» Work required:
Scan the entries for the string "давление" and give the number of lines that have it, nothing further.

» Raw data:

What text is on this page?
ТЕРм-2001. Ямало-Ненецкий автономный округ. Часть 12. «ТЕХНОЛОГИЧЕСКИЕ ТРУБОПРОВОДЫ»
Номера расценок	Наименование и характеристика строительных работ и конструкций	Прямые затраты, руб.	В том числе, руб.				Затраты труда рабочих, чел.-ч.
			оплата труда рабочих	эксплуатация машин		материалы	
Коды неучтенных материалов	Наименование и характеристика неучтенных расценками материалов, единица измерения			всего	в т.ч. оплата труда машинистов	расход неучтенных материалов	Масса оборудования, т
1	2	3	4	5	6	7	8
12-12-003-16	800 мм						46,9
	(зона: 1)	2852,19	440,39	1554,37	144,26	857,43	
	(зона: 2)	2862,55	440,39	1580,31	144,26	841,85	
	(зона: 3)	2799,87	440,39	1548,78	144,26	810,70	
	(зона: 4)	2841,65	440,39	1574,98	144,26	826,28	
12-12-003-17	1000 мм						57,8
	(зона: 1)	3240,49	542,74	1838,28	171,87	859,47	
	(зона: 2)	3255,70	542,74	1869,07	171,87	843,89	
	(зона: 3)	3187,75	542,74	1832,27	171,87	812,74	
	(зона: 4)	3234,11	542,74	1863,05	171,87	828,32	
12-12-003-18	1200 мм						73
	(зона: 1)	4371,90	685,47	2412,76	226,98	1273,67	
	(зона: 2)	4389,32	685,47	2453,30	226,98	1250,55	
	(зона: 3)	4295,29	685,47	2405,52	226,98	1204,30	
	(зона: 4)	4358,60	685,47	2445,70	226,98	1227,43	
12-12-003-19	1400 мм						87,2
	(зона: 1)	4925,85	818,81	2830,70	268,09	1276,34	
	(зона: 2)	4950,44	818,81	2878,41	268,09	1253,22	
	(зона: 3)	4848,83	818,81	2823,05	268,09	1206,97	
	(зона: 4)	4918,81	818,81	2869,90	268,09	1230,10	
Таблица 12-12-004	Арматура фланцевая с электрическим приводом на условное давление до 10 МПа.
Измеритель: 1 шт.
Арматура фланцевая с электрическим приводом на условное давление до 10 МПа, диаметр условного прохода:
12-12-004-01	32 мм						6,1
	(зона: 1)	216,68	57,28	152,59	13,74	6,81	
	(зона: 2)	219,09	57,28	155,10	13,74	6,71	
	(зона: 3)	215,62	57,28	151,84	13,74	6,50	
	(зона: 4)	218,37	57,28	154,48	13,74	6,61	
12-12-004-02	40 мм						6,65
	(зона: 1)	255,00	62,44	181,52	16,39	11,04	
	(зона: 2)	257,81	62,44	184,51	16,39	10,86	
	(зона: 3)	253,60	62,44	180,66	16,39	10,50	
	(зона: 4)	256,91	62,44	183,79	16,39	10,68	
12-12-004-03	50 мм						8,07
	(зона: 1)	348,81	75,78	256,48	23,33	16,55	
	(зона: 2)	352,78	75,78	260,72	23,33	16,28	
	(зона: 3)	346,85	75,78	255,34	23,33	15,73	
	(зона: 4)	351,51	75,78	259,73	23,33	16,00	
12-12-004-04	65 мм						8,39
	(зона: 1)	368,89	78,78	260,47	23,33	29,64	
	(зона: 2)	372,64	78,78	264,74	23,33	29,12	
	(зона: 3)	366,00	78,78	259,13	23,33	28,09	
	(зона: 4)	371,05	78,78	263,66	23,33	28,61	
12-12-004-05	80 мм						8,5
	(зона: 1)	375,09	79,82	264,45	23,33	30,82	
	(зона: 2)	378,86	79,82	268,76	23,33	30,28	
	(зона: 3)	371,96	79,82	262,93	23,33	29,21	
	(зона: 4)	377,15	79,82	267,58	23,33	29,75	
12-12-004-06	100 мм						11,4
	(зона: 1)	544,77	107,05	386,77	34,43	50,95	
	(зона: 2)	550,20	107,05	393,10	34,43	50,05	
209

» Exercise result:
2